Information supplied:
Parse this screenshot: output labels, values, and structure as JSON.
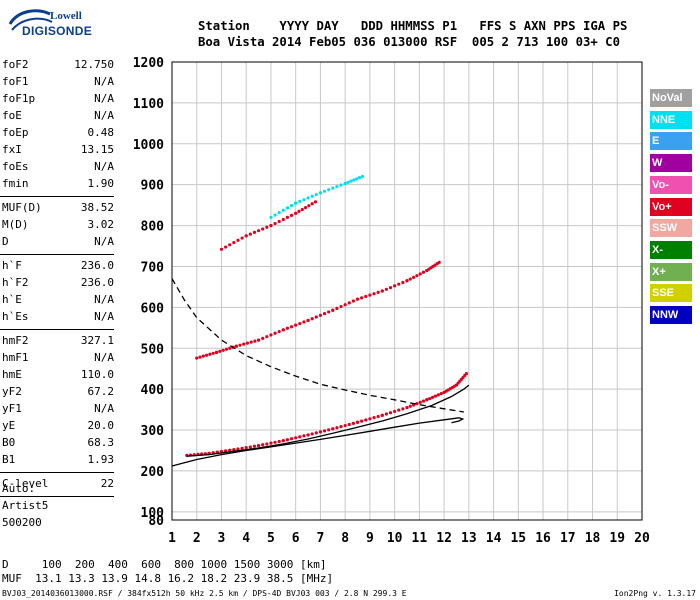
{
  "logo": {
    "line1": "Lowell",
    "line2": "DIGISONDE"
  },
  "header": {
    "line1": "Station    YYYY DAY   DDD HHMMSS P1   FFS S AXN PPS IGA PS",
    "line2": "Boa Vista 2014 Feb05 036 013000 RSF  005 2 713 100 03+ C0"
  },
  "params": {
    "group1": [
      {
        "label": "foF2",
        "value": "12.750"
      },
      {
        "label": "foF1",
        "value": "N/A"
      },
      {
        "label": "foF1p",
        "value": "N/A"
      },
      {
        "label": "foE",
        "value": "N/A"
      },
      {
        "label": "foEp",
        "value": "0.48"
      },
      {
        "label": "fxI",
        "value": "13.15"
      },
      {
        "label": "foEs",
        "value": "N/A"
      },
      {
        "label": "fmin",
        "value": "1.90"
      }
    ],
    "group2": [
      {
        "label": "MUF(D)",
        "value": "38.52"
      },
      {
        "label": "M(D)",
        "value": "3.02"
      },
      {
        "label": "D",
        "value": "N/A"
      }
    ],
    "group3": [
      {
        "label": "h`F",
        "value": "236.0"
      },
      {
        "label": "h`F2",
        "value": "236.0"
      },
      {
        "label": "h`E",
        "value": "N/A"
      },
      {
        "label": "h`Es",
        "value": "N/A"
      }
    ],
    "group4": [
      {
        "label": "hmF2",
        "value": "327.1"
      },
      {
        "label": "hmF1",
        "value": "N/A"
      },
      {
        "label": "hmE",
        "value": "110.0"
      },
      {
        "label": "yF2",
        "value": "67.2"
      },
      {
        "label": "yF1",
        "value": "N/A"
      },
      {
        "label": "yE",
        "value": "20.0"
      },
      {
        "label": "B0",
        "value": "68.3"
      },
      {
        "label": "B1",
        "value": "1.93"
      }
    ],
    "group5": [
      {
        "label": "C-level",
        "value": "22"
      }
    ]
  },
  "auto": {
    "line1": "Auto:",
    "line2": "Artist5",
    "line3": "500200"
  },
  "legend": [
    {
      "label": "NoVal",
      "color": "#a0a0a0"
    },
    {
      "label": "NNE",
      "color": "#00e0f0"
    },
    {
      "label": "E",
      "color": "#3aa0f0"
    },
    {
      "label": "W",
      "color": "#a000a0"
    },
    {
      "label": "Vo-",
      "color": "#f050b0"
    },
    {
      "label": "Vo+",
      "color": "#e00020"
    },
    {
      "label": "SSW",
      "color": "#f0a8a0"
    },
    {
      "label": "X-",
      "color": "#008000"
    },
    {
      "label": "X+",
      "color": "#70b050"
    },
    {
      "label": "SSE",
      "color": "#d0d000"
    },
    {
      "label": "NNW",
      "color": "#0000c0"
    }
  ],
  "bottom": {
    "d_line": "D     100  200  400  600  800 1000 1500 3000 [km]",
    "muf_line": "MUF  13.1 13.3 13.9 14.8 16.2 18.2 23.9 38.5 [MHz]"
  },
  "footer": {
    "left": "BVJ03_2014036013000.RSF / 384fx512h 50 kHz 2.5 km / DPS-4D BVJ03 003 / 2.8 N 299.3 E",
    "right": "Ion2Png v. 1.3.17"
  },
  "chart_data": {
    "type": "scatter",
    "xlim": [
      1,
      20
    ],
    "ylim": [
      80,
      1200
    ],
    "x_ticks": [
      1,
      2,
      3,
      4,
      5,
      6,
      7,
      8,
      9,
      10,
      11,
      12,
      13,
      14,
      15,
      16,
      17,
      18,
      19,
      20
    ],
    "y_ticks": [
      80,
      100,
      200,
      300,
      400,
      500,
      600,
      700,
      800,
      900,
      1000,
      1100,
      1200
    ],
    "grid": true,
    "traces": [
      {
        "name": "O-trace 1st hop",
        "color": "#e00020",
        "style": "dots",
        "points": [
          [
            1.6,
            238
          ],
          [
            2.5,
            243
          ],
          [
            3.5,
            252
          ],
          [
            4.5,
            262
          ],
          [
            5.5,
            274
          ],
          [
            6.5,
            288
          ],
          [
            7.5,
            303
          ],
          [
            8.5,
            319
          ],
          [
            9.5,
            336
          ],
          [
            10.5,
            355
          ],
          [
            11.3,
            374
          ],
          [
            12.0,
            392
          ],
          [
            12.5,
            410
          ],
          [
            12.9,
            438
          ]
        ]
      },
      {
        "name": "O-trace 2nd hop",
        "color": "#e00020",
        "style": "dots",
        "points": [
          [
            2.0,
            476
          ],
          [
            2.8,
            490
          ],
          [
            3.6,
            505
          ],
          [
            4.5,
            520
          ],
          [
            5.5,
            545
          ],
          [
            6.5,
            568
          ],
          [
            7.5,
            593
          ],
          [
            8.5,
            620
          ],
          [
            9.5,
            640
          ],
          [
            10.5,
            665
          ],
          [
            11.3,
            690
          ],
          [
            11.8,
            710
          ]
        ]
      },
      {
        "name": "O-trace 3rd hop",
        "color": "#e00020",
        "style": "dots",
        "points": [
          [
            3.0,
            742
          ],
          [
            4.0,
            775
          ],
          [
            5.0,
            800
          ],
          [
            6.0,
            830
          ],
          [
            6.8,
            858
          ]
        ]
      },
      {
        "name": "Cyan 3rd hop",
        "color": "#00e0f0",
        "style": "dots",
        "points": [
          [
            5.0,
            820
          ],
          [
            6.0,
            855
          ],
          [
            7.0,
            880
          ],
          [
            8.0,
            903
          ],
          [
            8.7,
            920
          ]
        ]
      },
      {
        "name": "Profile",
        "color": "#000000",
        "style": "line",
        "points": [
          [
            1.0,
            212
          ],
          [
            2.0,
            228
          ],
          [
            3.0,
            240
          ],
          [
            4.0,
            250
          ],
          [
            5.0,
            259
          ],
          [
            6.0,
            268
          ],
          [
            7.0,
            277
          ],
          [
            8.0,
            287
          ],
          [
            9.0,
            297
          ],
          [
            10.0,
            307
          ],
          [
            11.0,
            317
          ],
          [
            12.0,
            325
          ],
          [
            12.6,
            330
          ],
          [
            12.75,
            327
          ],
          [
            12.6,
            322
          ],
          [
            12.3,
            318
          ]
        ]
      },
      {
        "name": "X-trace",
        "color": "#000000",
        "style": "line",
        "points": [
          [
            1.6,
            236
          ],
          [
            2.5,
            240
          ],
          [
            3.5,
            248
          ],
          [
            4.5,
            256
          ],
          [
            5.5,
            266
          ],
          [
            6.5,
            278
          ],
          [
            7.5,
            292
          ],
          [
            8.5,
            307
          ],
          [
            9.5,
            322
          ],
          [
            10.5,
            340
          ],
          [
            11.5,
            360
          ],
          [
            12.3,
            382
          ],
          [
            12.8,
            400
          ],
          [
            13.0,
            410
          ]
        ]
      },
      {
        "name": "Dashed curve",
        "color": "#000000",
        "style": "dash",
        "points": [
          [
            1.0,
            670
          ],
          [
            1.5,
            618
          ],
          [
            2.0,
            575
          ],
          [
            3.0,
            520
          ],
          [
            4.0,
            482
          ],
          [
            5.0,
            455
          ],
          [
            6.0,
            432
          ],
          [
            7.0,
            412
          ],
          [
            8.0,
            398
          ],
          [
            9.0,
            385
          ],
          [
            10.0,
            374
          ],
          [
            11.0,
            362
          ],
          [
            12.0,
            352
          ],
          [
            12.8,
            344
          ]
        ]
      }
    ]
  }
}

Given problem:
Your copy should hold every record word for word and none of the pictures.

Solution:
Parse this screenshot: output labels, values, and structure as JSON.
{
  "logo": {
    "line1": "Lowell",
    "line2": "DIGISONDE"
  },
  "header": {
    "line1": "Station    YYYY DAY   DDD HHMMSS P1   FFS S AXN PPS IGA PS",
    "line2": "Boa Vista 2014 Feb05 036 013000 RSF  005 2 713 100 03+ C0"
  },
  "params": {
    "group1": [
      {
        "label": "foF2",
        "value": "12.750"
      },
      {
        "label": "foF1",
        "value": "N/A"
      },
      {
        "label": "foF1p",
        "value": "N/A"
      },
      {
        "label": "foE",
        "value": "N/A"
      },
      {
        "label": "foEp",
        "value": "0.48"
      },
      {
        "label": "fxI",
        "value": "13.15"
      },
      {
        "label": "foEs",
        "value": "N/A"
      },
      {
        "label": "fmin",
        "value": "1.90"
      }
    ],
    "group2": [
      {
        "label": "MUF(D)",
        "value": "38.52"
      },
      {
        "label": "M(D)",
        "value": "3.02"
      },
      {
        "label": "D",
        "value": "N/A"
      }
    ],
    "group3": [
      {
        "label": "h`F",
        "value": "236.0"
      },
      {
        "label": "h`F2",
        "value": "236.0"
      },
      {
        "label": "h`E",
        "value": "N/A"
      },
      {
        "label": "h`Es",
        "value": "N/A"
      }
    ],
    "group4": [
      {
        "label": "hmF2",
        "value": "327.1"
      },
      {
        "label": "hmF1",
        "value": "N/A"
      },
      {
        "label": "hmE",
        "value": "110.0"
      },
      {
        "label": "yF2",
        "value": "67.2"
      },
      {
        "label": "yF1",
        "value": "N/A"
      },
      {
        "label": "yE",
        "value": "20.0"
      },
      {
        "label": "B0",
        "value": "68.3"
      },
      {
        "label": "B1",
        "value": "1.93"
      }
    ],
    "group5": [
      {
        "label": "C-level",
        "value": "22"
      }
    ]
  },
  "auto": {
    "line1": "Auto:",
    "line2": "Artist5",
    "line3": "500200"
  },
  "legend": [
    {
      "label": "NoVal",
      "color": "#a0a0a0"
    },
    {
      "label": "NNE",
      "color": "#00e0f0"
    },
    {
      "label": "E",
      "color": "#3aa0f0"
    },
    {
      "label": "W",
      "color": "#a000a0"
    },
    {
      "label": "Vo-",
      "color": "#f050b0"
    },
    {
      "label": "Vo+",
      "color": "#e00020"
    },
    {
      "label": "SSW",
      "color": "#f0a8a0"
    },
    {
      "label": "X-",
      "color": "#008000"
    },
    {
      "label": "X+",
      "color": "#70b050"
    },
    {
      "label": "SSE",
      "color": "#d0d000"
    },
    {
      "label": "NNW",
      "color": "#0000c0"
    }
  ],
  "bottom": {
    "d_line": "D     100  200  400  600  800 1000 1500 3000 [km]",
    "muf_line": "MUF  13.1 13.3 13.9 14.8 16.2 18.2 23.9 38.5 [MHz]"
  },
  "footer": {
    "left": "BVJ03_2014036013000.RSF / 384fx512h 50 kHz 2.5 km / DPS-4D BVJ03 003 / 2.8 N 299.3 E",
    "right": "Ion2Png v. 1.3.17"
  },
  "chart_data": {
    "type": "scatter",
    "xlim": [
      1,
      20
    ],
    "ylim": [
      80,
      1200
    ],
    "x_ticks": [
      1,
      2,
      3,
      4,
      5,
      6,
      7,
      8,
      9,
      10,
      11,
      12,
      13,
      14,
      15,
      16,
      17,
      18,
      19,
      20
    ],
    "y_ticks": [
      80,
      100,
      200,
      300,
      400,
      500,
      600,
      700,
      800,
      900,
      1000,
      1100,
      1200
    ],
    "grid": true,
    "traces": [
      {
        "name": "O-trace 1st hop",
        "color": "#e00020",
        "style": "dots",
        "points": [
          [
            1.6,
            238
          ],
          [
            2.5,
            243
          ],
          [
            3.5,
            252
          ],
          [
            4.5,
            262
          ],
          [
            5.5,
            274
          ],
          [
            6.5,
            288
          ],
          [
            7.5,
            303
          ],
          [
            8.5,
            319
          ],
          [
            9.5,
            336
          ],
          [
            10.5,
            355
          ],
          [
            11.3,
            374
          ],
          [
            12.0,
            392
          ],
          [
            12.5,
            410
          ],
          [
            12.9,
            438
          ]
        ]
      },
      {
        "name": "O-trace 2nd hop",
        "color": "#e00020",
        "style": "dots",
        "points": [
          [
            2.0,
            476
          ],
          [
            2.8,
            490
          ],
          [
            3.6,
            505
          ],
          [
            4.5,
            520
          ],
          [
            5.5,
            545
          ],
          [
            6.5,
            568
          ],
          [
            7.5,
            593
          ],
          [
            8.5,
            620
          ],
          [
            9.5,
            640
          ],
          [
            10.5,
            665
          ],
          [
            11.3,
            690
          ],
          [
            11.8,
            710
          ]
        ]
      },
      {
        "name": "O-trace 3rd hop",
        "color": "#e00020",
        "style": "dots",
        "points": [
          [
            3.0,
            742
          ],
          [
            4.0,
            775
          ],
          [
            5.0,
            800
          ],
          [
            6.0,
            830
          ],
          [
            6.8,
            858
          ]
        ]
      },
      {
        "name": "Cyan 3rd hop",
        "color": "#00e0f0",
        "style": "dots",
        "points": [
          [
            5.0,
            820
          ],
          [
            6.0,
            855
          ],
          [
            7.0,
            880
          ],
          [
            8.0,
            903
          ],
          [
            8.7,
            920
          ]
        ]
      },
      {
        "name": "Profile",
        "color": "#000000",
        "style": "line",
        "points": [
          [
            1.0,
            212
          ],
          [
            2.0,
            228
          ],
          [
            3.0,
            240
          ],
          [
            4.0,
            250
          ],
          [
            5.0,
            259
          ],
          [
            6.0,
            268
          ],
          [
            7.0,
            277
          ],
          [
            8.0,
            287
          ],
          [
            9.0,
            297
          ],
          [
            10.0,
            307
          ],
          [
            11.0,
            317
          ],
          [
            12.0,
            325
          ],
          [
            12.6,
            330
          ],
          [
            12.75,
            327
          ],
          [
            12.6,
            322
          ],
          [
            12.3,
            318
          ]
        ]
      },
      {
        "name": "X-trace",
        "color": "#000000",
        "style": "line",
        "points": [
          [
            1.6,
            236
          ],
          [
            2.5,
            240
          ],
          [
            3.5,
            248
          ],
          [
            4.5,
            256
          ],
          [
            5.5,
            266
          ],
          [
            6.5,
            278
          ],
          [
            7.5,
            292
          ],
          [
            8.5,
            307
          ],
          [
            9.5,
            322
          ],
          [
            10.5,
            340
          ],
          [
            11.5,
            360
          ],
          [
            12.3,
            382
          ],
          [
            12.8,
            400
          ],
          [
            13.0,
            410
          ]
        ]
      },
      {
        "name": "Dashed curve",
        "color": "#000000",
        "style": "dash",
        "points": [
          [
            1.0,
            670
          ],
          [
            1.5,
            618
          ],
          [
            2.0,
            575
          ],
          [
            3.0,
            520
          ],
          [
            4.0,
            482
          ],
          [
            5.0,
            455
          ],
          [
            6.0,
            432
          ],
          [
            7.0,
            412
          ],
          [
            8.0,
            398
          ],
          [
            9.0,
            385
          ],
          [
            10.0,
            374
          ],
          [
            11.0,
            362
          ],
          [
            12.0,
            352
          ],
          [
            12.8,
            344
          ]
        ]
      }
    ]
  }
}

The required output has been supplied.